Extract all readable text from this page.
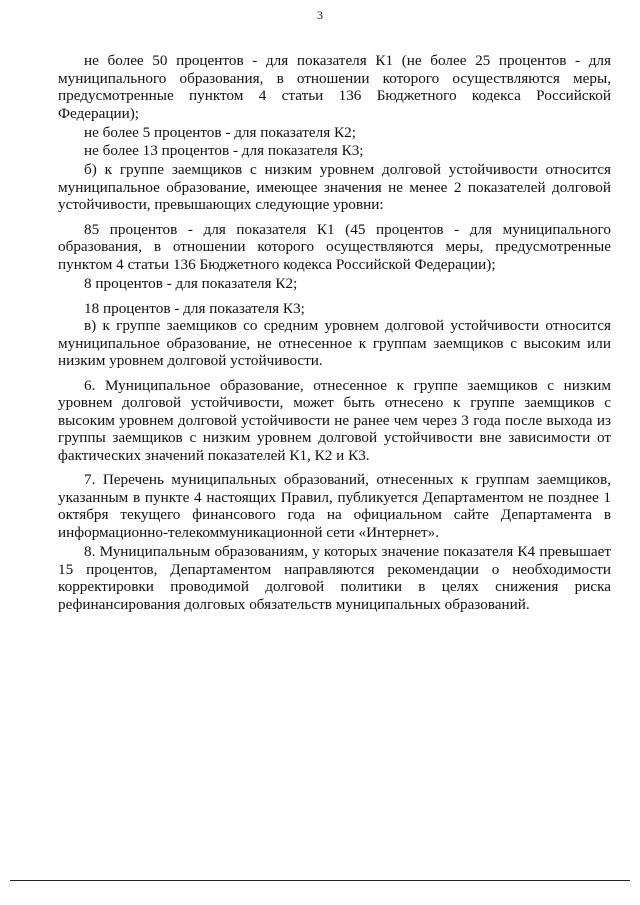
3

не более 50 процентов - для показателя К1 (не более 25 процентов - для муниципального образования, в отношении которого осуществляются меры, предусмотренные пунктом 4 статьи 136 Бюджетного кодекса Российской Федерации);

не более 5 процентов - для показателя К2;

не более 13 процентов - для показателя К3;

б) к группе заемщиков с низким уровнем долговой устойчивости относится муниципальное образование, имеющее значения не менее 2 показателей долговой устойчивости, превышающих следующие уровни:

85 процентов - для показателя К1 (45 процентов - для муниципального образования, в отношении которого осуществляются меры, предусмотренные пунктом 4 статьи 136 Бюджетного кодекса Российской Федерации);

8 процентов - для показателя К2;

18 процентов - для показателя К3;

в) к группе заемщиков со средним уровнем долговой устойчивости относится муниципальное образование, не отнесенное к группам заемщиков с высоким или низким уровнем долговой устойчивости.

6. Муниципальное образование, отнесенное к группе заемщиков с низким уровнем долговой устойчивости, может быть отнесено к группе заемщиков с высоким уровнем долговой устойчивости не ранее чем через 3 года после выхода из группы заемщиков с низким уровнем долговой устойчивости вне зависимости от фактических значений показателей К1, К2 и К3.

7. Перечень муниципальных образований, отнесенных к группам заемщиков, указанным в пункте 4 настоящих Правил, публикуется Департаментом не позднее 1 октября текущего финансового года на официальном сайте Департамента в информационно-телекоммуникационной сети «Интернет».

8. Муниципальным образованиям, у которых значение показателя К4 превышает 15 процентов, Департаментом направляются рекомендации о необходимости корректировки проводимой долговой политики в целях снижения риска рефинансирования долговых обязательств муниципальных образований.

EXERCISE DETAILS:
Quote each entry above verbatim and drop the pictures.

FULL ANSWER:
Extract all readable text from this page.
3

не более 50 процентов - для показателя К1 (не более 25 процентов - для муниципального образования, в отношении которого осуществляются меры, предусмотренные пунктом 4 статьи 136 Бюджетного кодекса Российской Федерации);

не более 5 процентов - для показателя К2;

не более 13 процентов - для показателя К3;

б) к группе заемщиков с низким уровнем долговой устойчивости относится муниципальное образование, имеющее значения не менее 2 показателей долговой устойчивости, превышающих следующие уровни:

85 процентов - для показателя К1 (45 процентов - для муниципального образования, в отношении которого осуществляются меры, предусмотренные пунктом 4 статьи 136 Бюджетного кодекса Российской Федерации);

8 процентов - для показателя К2;

18 процентов - для показателя К3;

в) к группе заемщиков со средним уровнем долговой устойчивости относится муниципальное образование, не отнесенное к группам заемщиков с высоким или низким уровнем долговой устойчивости.

6. Муниципальное образование, отнесенное к группе заемщиков с низким уровнем долговой устойчивости, может быть отнесено к группе заемщиков с высоким уровнем долговой устойчивости не ранее чем через 3 года после выхода из группы заемщиков с низким уровнем долговой устойчивости вне зависимости от фактических значений показателей К1, К2 и К3.

7. Перечень муниципальных образований, отнесенных к группам заемщиков, указанным в пункте 4 настоящих Правил, публикуется Департаментом не позднее 1 октября текущего финансового года на официальном сайте Департамента в информационно-телекоммуникационной сети «Интернет».

8. Муниципальным образованиям, у которых значение показателя К4 превышает 15 процентов, Департаментом направляются рекомендации о необходимости корректировки проводимой долговой политики в целях снижения риска рефинансирования долговых обязательств муниципальных образований.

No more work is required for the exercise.